- [PROBLEM] Print each line exactly as it is given.

- [DATA IN THIS EXERCISE]
•••••
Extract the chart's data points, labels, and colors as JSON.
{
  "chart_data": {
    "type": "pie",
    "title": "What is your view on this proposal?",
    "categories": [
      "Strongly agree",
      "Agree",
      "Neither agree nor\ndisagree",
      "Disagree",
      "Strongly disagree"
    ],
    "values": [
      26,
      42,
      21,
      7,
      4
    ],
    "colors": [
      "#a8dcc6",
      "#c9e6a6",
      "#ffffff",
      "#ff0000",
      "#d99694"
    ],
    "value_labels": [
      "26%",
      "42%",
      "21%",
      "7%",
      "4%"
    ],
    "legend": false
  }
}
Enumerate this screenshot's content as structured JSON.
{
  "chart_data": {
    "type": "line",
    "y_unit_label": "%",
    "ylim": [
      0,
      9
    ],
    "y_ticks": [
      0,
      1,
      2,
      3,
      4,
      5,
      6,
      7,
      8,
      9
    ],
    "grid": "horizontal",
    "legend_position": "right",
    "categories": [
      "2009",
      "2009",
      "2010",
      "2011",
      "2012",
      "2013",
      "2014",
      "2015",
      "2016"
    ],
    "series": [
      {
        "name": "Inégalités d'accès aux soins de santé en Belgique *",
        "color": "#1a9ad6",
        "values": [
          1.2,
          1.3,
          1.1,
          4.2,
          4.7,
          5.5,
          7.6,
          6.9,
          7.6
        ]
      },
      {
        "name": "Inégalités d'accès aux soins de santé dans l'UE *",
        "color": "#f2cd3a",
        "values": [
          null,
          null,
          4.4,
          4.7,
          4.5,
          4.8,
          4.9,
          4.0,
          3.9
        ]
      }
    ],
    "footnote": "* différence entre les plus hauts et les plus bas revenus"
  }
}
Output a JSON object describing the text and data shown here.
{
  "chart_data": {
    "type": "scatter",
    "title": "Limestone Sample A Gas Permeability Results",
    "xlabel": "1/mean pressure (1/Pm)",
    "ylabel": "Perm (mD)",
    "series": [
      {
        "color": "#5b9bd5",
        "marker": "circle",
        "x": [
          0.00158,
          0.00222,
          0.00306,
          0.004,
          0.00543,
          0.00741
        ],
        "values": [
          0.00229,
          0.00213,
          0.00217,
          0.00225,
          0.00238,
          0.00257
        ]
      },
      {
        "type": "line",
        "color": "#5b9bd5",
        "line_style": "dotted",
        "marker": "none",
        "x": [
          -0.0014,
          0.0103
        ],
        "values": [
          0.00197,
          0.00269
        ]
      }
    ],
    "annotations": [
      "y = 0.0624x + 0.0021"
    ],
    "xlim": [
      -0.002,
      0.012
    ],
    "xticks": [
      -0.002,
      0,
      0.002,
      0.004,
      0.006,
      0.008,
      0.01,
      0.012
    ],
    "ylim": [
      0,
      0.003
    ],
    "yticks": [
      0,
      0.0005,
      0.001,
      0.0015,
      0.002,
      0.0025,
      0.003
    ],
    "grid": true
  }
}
•••••
- [WORKED ANSWER]
Extract the chart's data points, labels, and colors as JSON.
{
  "chart_data": {
    "type": "pie",
    "title": "What is your view on this proposal?",
    "categories": [
      "Strongly agree",
      "Agree",
      "Neither agree nor\ndisagree",
      "Disagree",
      "Strongly disagree"
    ],
    "values": [
      26,
      42,
      21,
      7,
      4
    ],
    "colors": [
      "#a8dcc6",
      "#c9e6a6",
      "#ffffff",
      "#ff0000",
      "#d99694"
    ],
    "value_labels": [
      "26%",
      "42%",
      "21%",
      "7%",
      "4%"
    ],
    "legend": false
  }
}
Enumerate this screenshot's content as structured JSON.
{
  "chart_data": {
    "type": "line",
    "y_unit_label": "%",
    "ylim": [
      0,
      9
    ],
    "y_ticks": [
      0,
      1,
      2,
      3,
      4,
      5,
      6,
      7,
      8,
      9
    ],
    "grid": "horizontal",
    "legend_position": "right",
    "categories": [
      "2009",
      "2009",
      "2010",
      "2011",
      "2012",
      "2013",
      "2014",
      "2015",
      "2016"
    ],
    "series": [
      {
        "name": "Inégalités d'accès aux soins de santé en Belgique *",
        "color": "#1a9ad6",
        "values": [
          1.2,
          1.3,
          1.1,
          4.2,
          4.7,
          5.5,
          7.6,
          6.9,
          7.6
        ]
      },
      {
        "name": "Inégalités d'accès aux soins de santé dans l'UE *",
        "color": "#f2cd3a",
        "values": [
          null,
          null,
          4.4,
          4.7,
          4.5,
          4.8,
          4.9,
          4.0,
          3.9
        ]
      }
    ],
    "footnote": "* différence entre les plus hauts et les plus bas revenus"
  }
}
Output a JSON object describing the text and data shown here.
{
  "chart_data": {
    "type": "scatter",
    "title": "Limestone Sample A Gas Permeability Results",
    "xlabel": "1/mean pressure (1/Pm)",
    "ylabel": "Perm (mD)",
    "series": [
      {
        "color": "#5b9bd5",
        "marker": "circle",
        "x": [
          0.00158,
          0.00222,
          0.00306,
          0.004,
          0.00543,
          0.00741
        ],
        "values": [
          0.00229,
          0.00213,
          0.00217,
          0.00225,
          0.00238,
          0.00257
        ]
      },
      {
        "type": "line",
        "color": "#5b9bd5",
        "line_style": "dotted",
        "marker": "none",
        "x": [
          -0.0014,
          0.0103
        ],
        "values": [
          0.00197,
          0.00269
        ]
      }
    ],
    "annotations": [
      "y = 0.0624x + 0.0021"
    ],
    "xlim": [
      -0.002,
      0.012
    ],
    "xticks": [
      -0.002,
      0,
      0.002,
      0.004,
      0.006,
      0.008,
      0.01,
      0.012
    ],
    "ylim": [
      0,
      0.003
    ],
    "yticks": [
      0,
      0.0005,
      0.001,
      0.0015,
      0.002,
      0.0025,
      0.003
    ],
    "grid": true
  }
}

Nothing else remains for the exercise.